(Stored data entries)
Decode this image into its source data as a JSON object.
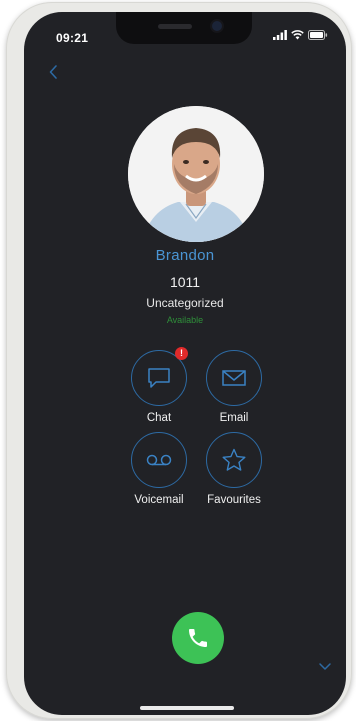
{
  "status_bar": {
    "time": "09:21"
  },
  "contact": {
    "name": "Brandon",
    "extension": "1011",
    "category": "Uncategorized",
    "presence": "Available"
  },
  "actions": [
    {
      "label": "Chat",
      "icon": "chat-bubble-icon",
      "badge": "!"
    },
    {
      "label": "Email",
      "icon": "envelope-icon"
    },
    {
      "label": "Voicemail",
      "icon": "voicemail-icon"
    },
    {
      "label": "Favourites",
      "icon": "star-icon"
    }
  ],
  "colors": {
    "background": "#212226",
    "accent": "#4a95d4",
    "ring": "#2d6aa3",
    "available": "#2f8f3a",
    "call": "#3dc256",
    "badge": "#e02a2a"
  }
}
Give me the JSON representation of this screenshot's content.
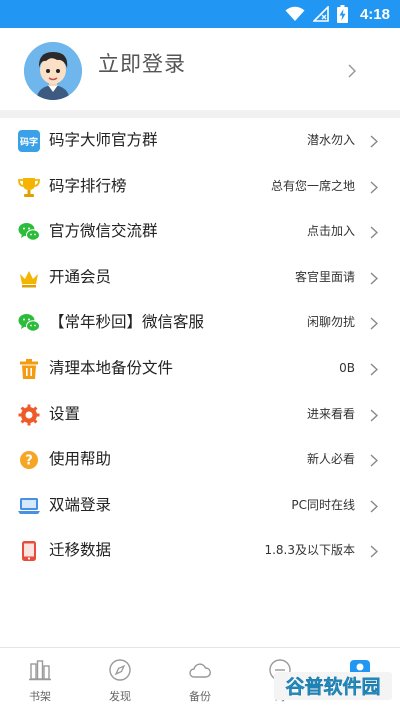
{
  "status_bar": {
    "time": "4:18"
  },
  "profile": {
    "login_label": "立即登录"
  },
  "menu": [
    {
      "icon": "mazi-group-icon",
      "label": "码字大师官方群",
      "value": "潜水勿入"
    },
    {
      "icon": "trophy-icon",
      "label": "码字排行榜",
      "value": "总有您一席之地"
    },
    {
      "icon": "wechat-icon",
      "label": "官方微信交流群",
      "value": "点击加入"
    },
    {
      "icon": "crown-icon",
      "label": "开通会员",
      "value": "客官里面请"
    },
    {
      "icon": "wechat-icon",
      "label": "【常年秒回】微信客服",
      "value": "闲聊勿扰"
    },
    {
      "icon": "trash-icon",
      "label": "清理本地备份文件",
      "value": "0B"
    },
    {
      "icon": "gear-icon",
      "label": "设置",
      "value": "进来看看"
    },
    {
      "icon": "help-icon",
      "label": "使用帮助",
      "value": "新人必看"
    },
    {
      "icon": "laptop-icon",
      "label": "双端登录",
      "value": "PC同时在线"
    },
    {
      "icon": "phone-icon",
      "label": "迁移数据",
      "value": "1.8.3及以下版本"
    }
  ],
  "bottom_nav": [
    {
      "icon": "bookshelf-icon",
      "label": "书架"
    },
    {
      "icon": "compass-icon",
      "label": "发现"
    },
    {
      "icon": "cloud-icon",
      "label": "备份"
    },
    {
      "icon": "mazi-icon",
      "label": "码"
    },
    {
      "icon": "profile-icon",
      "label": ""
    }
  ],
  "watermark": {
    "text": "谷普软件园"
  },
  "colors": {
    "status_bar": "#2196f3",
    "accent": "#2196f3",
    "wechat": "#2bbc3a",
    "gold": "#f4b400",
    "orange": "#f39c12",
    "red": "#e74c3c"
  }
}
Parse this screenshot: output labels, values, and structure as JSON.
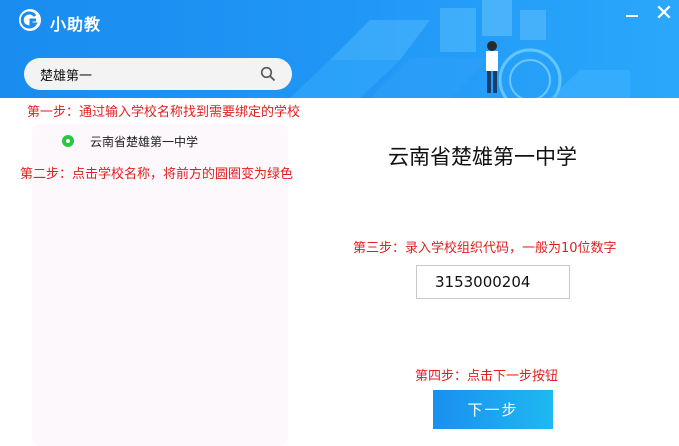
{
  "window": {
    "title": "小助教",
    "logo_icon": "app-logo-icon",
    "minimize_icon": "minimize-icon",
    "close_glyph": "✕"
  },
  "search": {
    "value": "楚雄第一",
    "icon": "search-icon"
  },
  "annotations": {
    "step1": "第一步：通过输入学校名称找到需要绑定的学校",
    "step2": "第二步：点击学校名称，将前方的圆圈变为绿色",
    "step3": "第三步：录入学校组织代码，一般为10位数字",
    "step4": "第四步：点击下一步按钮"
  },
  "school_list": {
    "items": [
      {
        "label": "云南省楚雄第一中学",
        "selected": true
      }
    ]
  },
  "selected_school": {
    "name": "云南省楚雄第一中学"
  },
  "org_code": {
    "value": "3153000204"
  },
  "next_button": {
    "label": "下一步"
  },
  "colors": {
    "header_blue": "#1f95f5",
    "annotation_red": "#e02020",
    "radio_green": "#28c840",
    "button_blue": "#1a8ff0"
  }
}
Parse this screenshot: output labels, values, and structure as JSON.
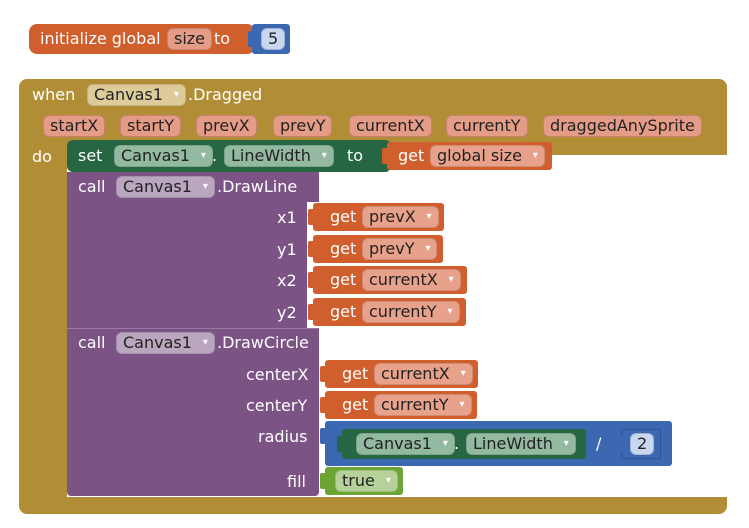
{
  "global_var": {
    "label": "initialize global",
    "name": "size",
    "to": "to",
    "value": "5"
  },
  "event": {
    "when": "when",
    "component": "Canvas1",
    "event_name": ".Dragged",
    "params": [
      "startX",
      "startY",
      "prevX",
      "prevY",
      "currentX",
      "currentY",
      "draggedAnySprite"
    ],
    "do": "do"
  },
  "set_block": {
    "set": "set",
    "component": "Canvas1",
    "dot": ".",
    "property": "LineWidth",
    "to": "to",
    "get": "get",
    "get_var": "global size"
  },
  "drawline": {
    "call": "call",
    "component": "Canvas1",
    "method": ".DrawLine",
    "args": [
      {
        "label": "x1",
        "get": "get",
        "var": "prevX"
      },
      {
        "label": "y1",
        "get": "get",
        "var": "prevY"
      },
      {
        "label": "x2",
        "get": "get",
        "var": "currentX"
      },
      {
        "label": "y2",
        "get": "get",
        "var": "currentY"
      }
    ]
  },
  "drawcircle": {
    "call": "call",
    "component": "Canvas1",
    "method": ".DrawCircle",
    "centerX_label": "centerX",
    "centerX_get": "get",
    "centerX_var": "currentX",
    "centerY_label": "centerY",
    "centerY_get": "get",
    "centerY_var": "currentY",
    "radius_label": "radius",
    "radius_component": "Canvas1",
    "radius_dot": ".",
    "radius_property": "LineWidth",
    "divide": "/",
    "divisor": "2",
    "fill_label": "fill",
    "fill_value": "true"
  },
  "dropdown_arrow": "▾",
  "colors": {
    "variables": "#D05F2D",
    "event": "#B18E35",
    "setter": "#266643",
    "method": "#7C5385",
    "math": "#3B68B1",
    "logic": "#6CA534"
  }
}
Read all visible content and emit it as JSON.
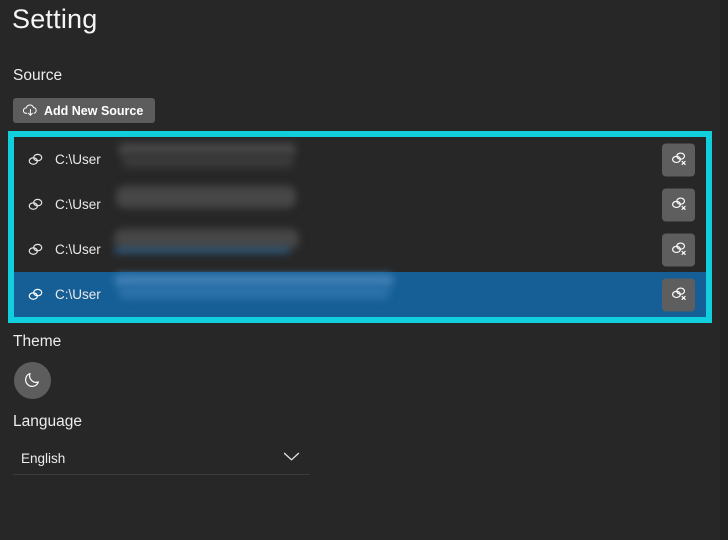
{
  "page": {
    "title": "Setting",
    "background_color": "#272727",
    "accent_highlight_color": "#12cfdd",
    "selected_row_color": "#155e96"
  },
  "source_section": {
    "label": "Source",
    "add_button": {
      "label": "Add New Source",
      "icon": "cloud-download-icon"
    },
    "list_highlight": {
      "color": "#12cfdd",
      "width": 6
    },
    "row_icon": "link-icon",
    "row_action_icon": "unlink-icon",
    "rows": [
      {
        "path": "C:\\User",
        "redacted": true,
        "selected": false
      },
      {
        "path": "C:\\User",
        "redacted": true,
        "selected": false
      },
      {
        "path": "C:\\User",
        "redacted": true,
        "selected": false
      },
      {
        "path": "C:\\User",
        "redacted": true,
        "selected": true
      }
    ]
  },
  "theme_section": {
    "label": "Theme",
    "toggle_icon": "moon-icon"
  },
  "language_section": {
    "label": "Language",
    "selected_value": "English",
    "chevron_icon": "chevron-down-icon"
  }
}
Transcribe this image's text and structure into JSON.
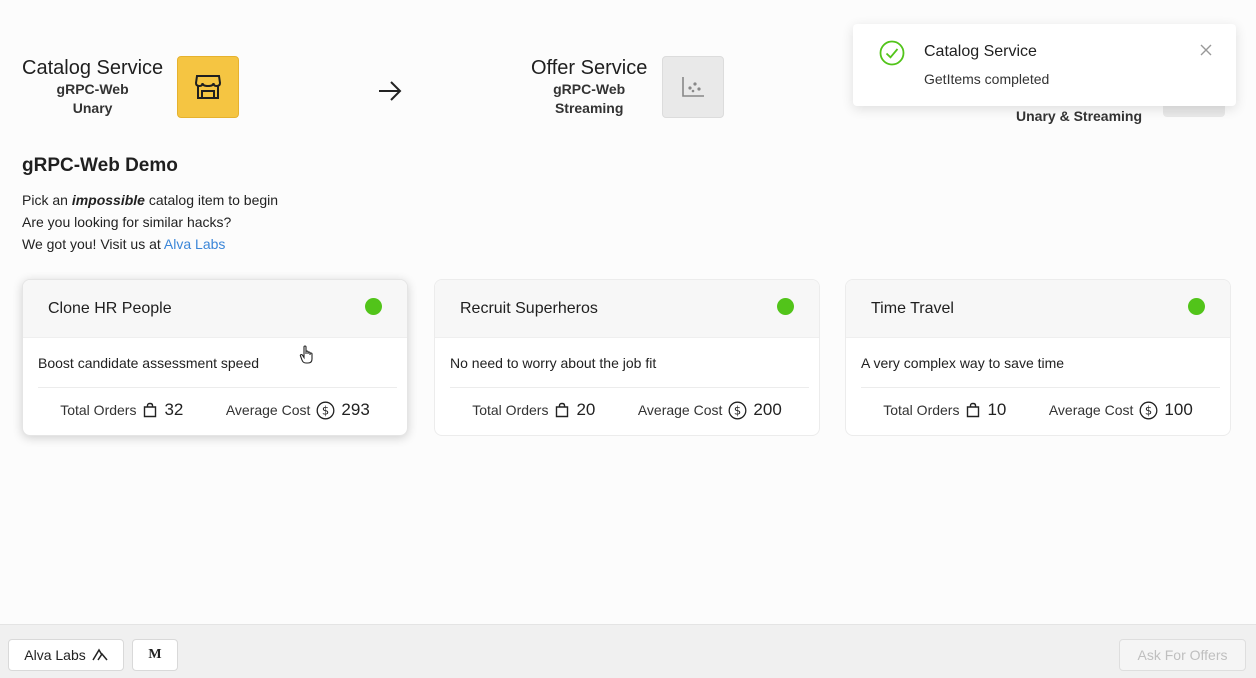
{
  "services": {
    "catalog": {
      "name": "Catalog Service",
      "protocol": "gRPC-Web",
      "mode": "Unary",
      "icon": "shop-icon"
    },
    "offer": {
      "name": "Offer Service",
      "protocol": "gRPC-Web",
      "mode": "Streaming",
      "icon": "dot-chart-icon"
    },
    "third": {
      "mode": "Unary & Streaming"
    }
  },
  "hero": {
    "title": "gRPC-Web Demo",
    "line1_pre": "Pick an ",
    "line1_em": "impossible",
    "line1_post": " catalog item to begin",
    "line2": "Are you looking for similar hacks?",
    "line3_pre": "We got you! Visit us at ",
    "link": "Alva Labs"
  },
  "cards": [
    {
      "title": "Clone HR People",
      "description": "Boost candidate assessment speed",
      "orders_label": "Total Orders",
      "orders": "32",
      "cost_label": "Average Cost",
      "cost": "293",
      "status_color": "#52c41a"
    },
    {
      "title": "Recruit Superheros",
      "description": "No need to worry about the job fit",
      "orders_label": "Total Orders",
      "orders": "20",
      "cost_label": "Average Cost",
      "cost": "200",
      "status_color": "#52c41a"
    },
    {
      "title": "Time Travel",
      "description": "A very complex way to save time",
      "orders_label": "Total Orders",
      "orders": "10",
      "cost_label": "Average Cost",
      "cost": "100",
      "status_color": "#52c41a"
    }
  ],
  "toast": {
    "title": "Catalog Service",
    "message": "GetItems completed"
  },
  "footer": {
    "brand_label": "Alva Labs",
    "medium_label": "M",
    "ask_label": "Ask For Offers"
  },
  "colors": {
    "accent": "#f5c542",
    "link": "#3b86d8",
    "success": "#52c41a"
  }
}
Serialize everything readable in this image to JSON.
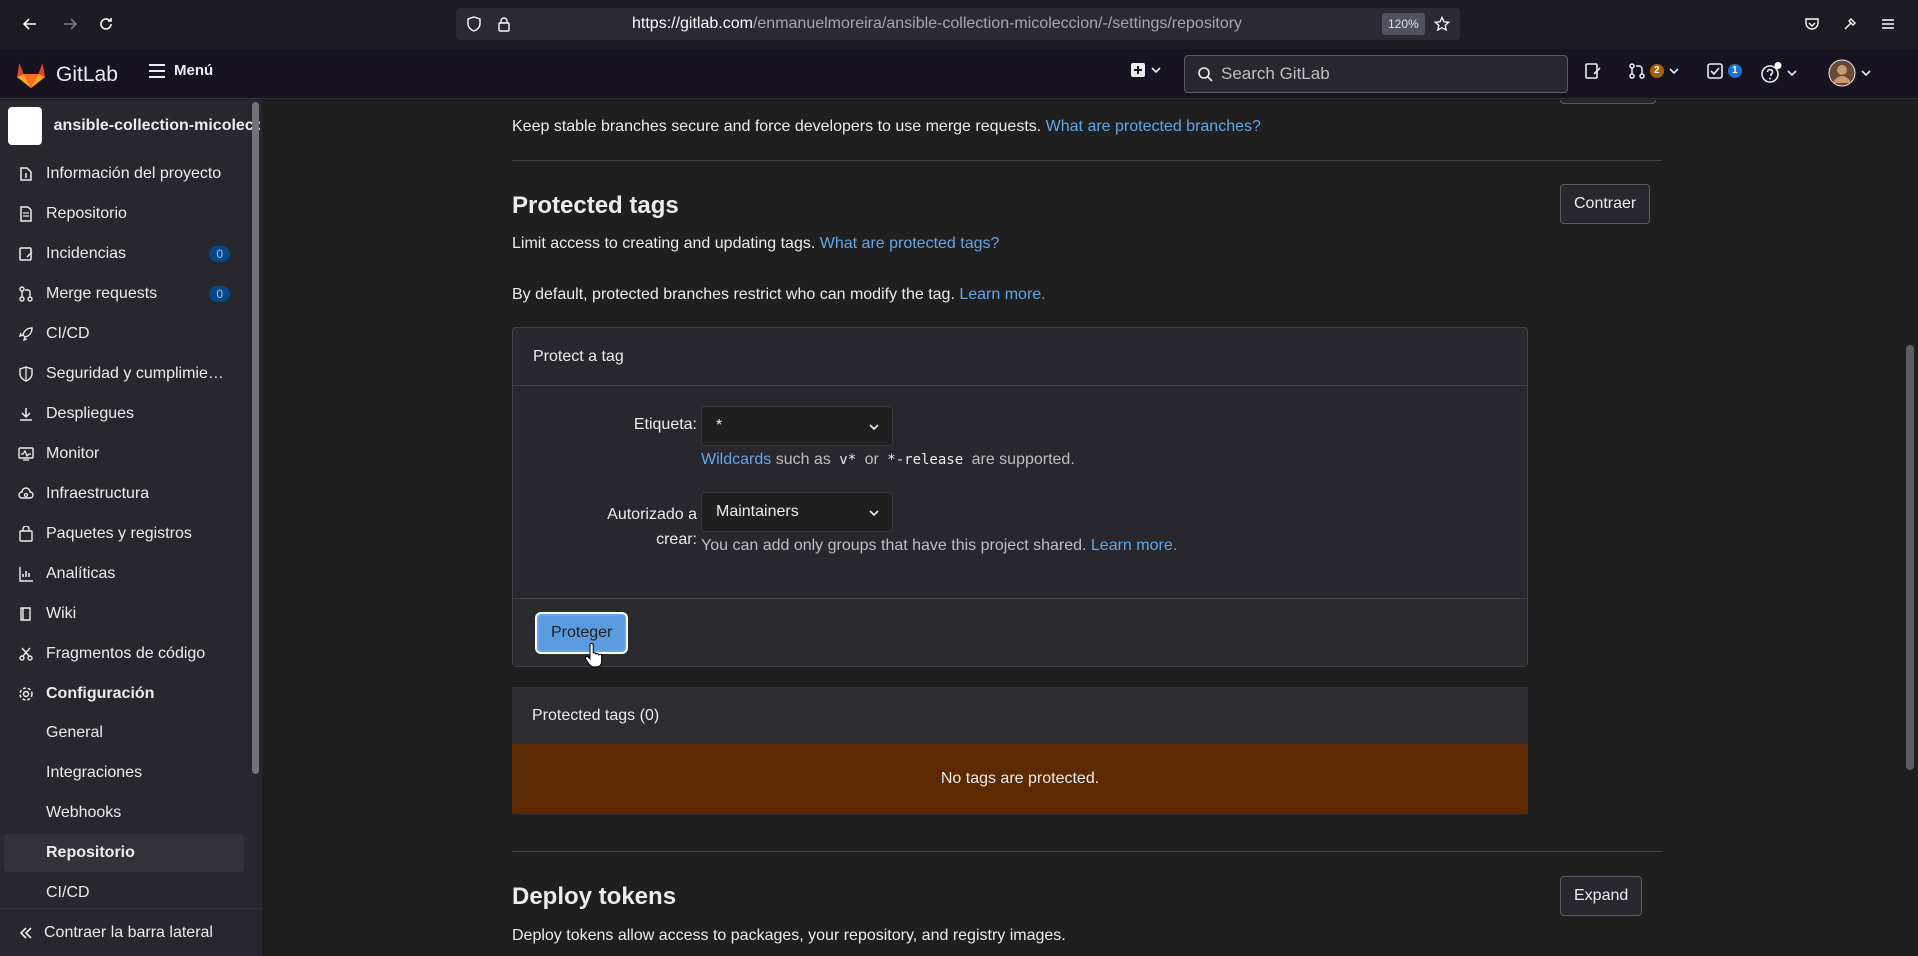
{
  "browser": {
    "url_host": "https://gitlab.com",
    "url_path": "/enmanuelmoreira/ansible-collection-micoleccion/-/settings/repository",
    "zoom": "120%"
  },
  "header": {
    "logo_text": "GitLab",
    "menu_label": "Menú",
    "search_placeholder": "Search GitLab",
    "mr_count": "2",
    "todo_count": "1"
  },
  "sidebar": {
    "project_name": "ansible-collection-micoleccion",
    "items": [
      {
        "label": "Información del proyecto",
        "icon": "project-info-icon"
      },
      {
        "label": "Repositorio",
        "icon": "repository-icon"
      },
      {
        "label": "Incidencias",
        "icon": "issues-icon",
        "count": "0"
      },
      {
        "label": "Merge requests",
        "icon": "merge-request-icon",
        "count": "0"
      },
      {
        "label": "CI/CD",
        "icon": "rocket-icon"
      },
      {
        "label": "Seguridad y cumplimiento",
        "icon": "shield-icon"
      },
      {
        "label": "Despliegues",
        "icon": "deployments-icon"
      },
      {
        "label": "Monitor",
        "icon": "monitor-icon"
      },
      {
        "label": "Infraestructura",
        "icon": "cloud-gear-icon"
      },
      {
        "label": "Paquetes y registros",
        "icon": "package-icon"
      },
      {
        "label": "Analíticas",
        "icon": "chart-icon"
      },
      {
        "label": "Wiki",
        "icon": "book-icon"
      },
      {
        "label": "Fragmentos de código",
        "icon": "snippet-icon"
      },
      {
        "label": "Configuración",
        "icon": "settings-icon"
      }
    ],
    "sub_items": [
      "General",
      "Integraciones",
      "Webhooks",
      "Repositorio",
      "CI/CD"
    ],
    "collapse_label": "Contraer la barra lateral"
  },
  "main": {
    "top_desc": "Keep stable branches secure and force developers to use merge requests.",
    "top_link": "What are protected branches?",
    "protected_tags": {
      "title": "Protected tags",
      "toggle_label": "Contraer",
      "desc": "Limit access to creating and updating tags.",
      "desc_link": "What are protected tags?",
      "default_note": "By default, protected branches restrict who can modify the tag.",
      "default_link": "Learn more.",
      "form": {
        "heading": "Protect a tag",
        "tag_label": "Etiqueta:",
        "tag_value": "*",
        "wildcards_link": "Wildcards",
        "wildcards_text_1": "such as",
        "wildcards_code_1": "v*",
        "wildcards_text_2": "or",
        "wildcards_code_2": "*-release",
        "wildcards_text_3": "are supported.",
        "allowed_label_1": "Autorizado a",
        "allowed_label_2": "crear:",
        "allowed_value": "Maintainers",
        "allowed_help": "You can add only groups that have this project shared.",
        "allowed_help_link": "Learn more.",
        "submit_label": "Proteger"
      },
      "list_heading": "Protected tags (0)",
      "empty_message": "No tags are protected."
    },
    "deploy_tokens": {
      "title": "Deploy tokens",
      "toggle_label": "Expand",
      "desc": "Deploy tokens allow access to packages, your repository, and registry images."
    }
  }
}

__Your goal__. Using the listing above, gather each line that holds the string "What" and copy it.

__Solved exercise__.
    "top_link": "What are protected branches?",
      "desc_link": "What are protected tags?",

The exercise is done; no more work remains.